"""

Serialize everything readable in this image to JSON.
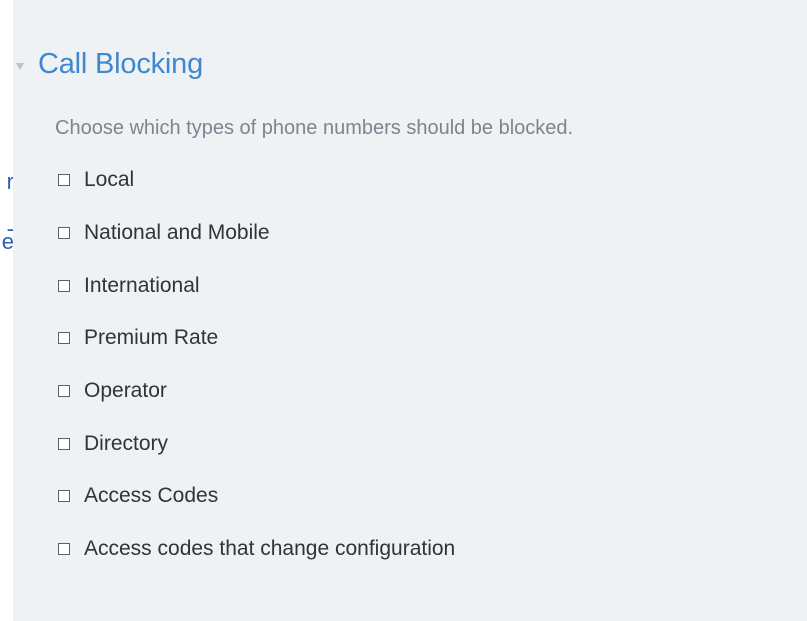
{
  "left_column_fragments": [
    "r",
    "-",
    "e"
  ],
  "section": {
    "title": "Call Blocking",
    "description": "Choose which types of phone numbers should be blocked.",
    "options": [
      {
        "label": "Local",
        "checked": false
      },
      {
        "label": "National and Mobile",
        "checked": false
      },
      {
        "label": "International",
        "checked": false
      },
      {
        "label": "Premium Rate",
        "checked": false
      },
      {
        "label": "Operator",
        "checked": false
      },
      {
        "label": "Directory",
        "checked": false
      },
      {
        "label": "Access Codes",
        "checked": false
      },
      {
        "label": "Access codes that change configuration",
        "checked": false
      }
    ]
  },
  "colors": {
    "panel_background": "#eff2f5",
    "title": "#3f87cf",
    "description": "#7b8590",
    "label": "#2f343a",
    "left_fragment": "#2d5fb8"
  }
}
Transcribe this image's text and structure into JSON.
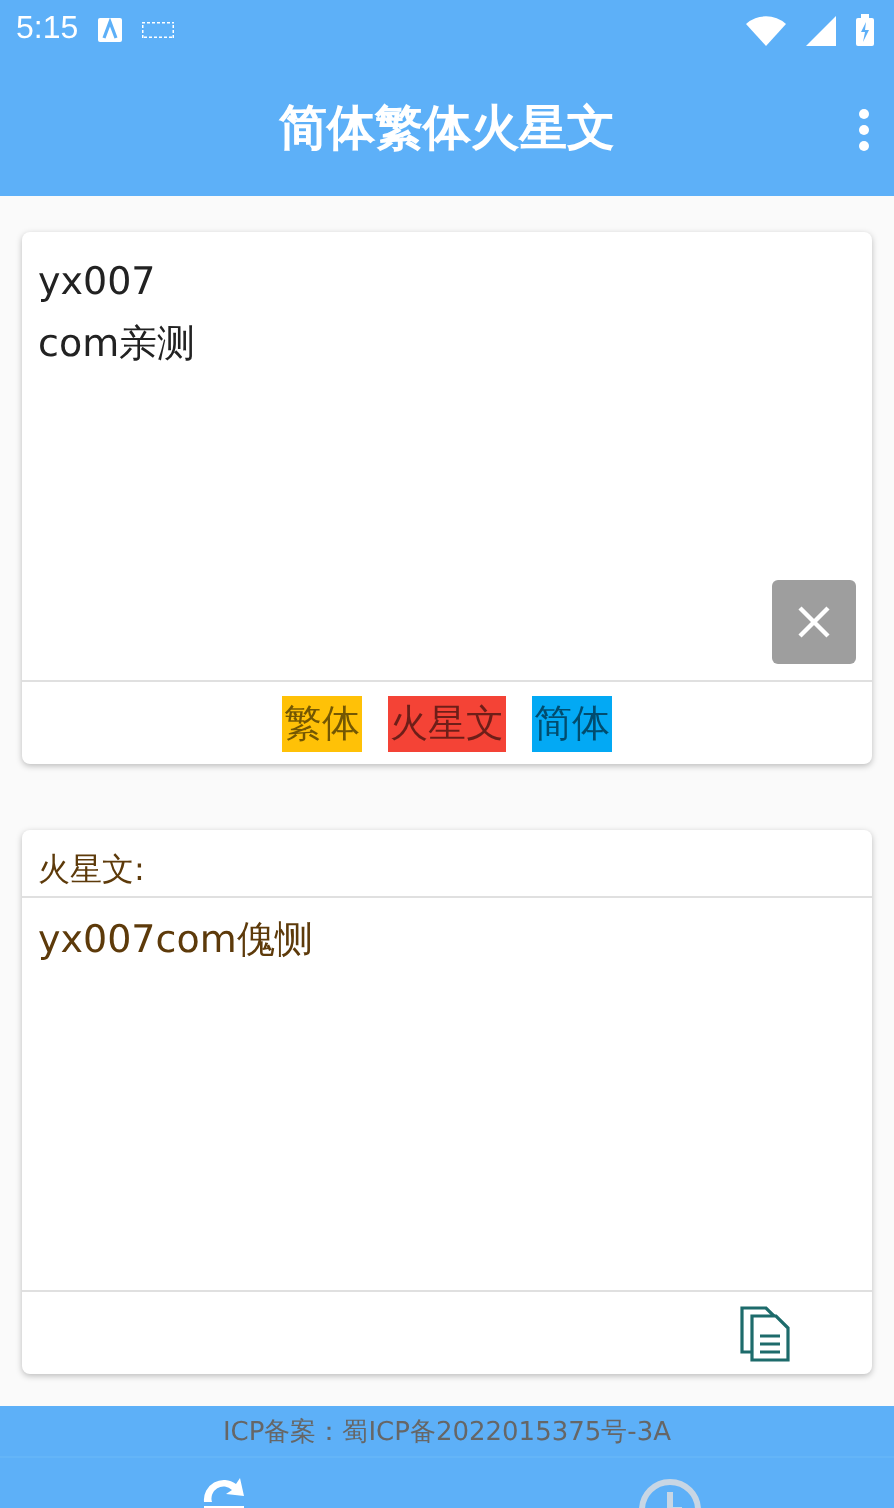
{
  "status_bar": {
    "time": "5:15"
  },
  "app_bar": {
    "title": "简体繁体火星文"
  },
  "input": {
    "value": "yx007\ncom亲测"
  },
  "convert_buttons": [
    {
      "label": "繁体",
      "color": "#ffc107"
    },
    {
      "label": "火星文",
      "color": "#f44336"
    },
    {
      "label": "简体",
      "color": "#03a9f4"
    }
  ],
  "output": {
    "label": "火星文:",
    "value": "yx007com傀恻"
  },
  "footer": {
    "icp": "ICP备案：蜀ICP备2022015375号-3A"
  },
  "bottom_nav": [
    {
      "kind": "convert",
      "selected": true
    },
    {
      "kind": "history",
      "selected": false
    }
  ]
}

"""
"""

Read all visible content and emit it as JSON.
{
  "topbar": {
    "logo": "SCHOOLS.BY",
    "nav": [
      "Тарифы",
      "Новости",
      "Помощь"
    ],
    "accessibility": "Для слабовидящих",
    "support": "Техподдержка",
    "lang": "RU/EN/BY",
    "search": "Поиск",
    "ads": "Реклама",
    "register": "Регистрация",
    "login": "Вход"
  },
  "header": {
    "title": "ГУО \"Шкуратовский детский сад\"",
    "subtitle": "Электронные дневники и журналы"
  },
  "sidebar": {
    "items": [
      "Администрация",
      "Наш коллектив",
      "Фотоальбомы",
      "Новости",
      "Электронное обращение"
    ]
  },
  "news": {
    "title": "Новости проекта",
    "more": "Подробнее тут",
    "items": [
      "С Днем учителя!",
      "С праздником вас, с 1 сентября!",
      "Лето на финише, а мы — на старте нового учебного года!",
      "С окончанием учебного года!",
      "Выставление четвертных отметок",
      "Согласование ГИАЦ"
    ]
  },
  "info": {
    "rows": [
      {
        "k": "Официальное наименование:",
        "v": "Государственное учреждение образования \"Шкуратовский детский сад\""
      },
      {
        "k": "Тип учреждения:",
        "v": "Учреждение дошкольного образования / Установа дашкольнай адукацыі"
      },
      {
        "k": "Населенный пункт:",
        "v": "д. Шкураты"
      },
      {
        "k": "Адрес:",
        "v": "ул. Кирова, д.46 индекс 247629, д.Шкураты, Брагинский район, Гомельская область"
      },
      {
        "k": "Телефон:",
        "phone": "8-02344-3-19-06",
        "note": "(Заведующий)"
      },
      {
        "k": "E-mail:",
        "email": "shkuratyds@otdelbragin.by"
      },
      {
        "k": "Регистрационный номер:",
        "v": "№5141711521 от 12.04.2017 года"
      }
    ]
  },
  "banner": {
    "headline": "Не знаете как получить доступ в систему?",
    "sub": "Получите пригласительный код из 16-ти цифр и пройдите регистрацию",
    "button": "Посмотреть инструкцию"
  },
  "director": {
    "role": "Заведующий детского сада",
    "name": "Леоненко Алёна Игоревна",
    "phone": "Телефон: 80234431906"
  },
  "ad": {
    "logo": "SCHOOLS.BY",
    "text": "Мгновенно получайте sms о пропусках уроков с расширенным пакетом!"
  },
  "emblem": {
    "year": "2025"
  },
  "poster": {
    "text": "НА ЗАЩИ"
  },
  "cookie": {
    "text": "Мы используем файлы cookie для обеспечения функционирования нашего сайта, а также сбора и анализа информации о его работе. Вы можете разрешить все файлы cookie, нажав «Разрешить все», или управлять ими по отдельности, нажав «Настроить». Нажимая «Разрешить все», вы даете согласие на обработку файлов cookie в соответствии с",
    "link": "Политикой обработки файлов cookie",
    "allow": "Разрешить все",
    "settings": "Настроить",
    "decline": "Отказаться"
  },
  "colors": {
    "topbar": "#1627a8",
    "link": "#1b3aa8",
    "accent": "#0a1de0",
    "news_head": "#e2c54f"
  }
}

"""

> **What to produce**:
Of all the lines in the entries, how many contain the word "Шкуратовский"? Give only the number.

> **The output**:
2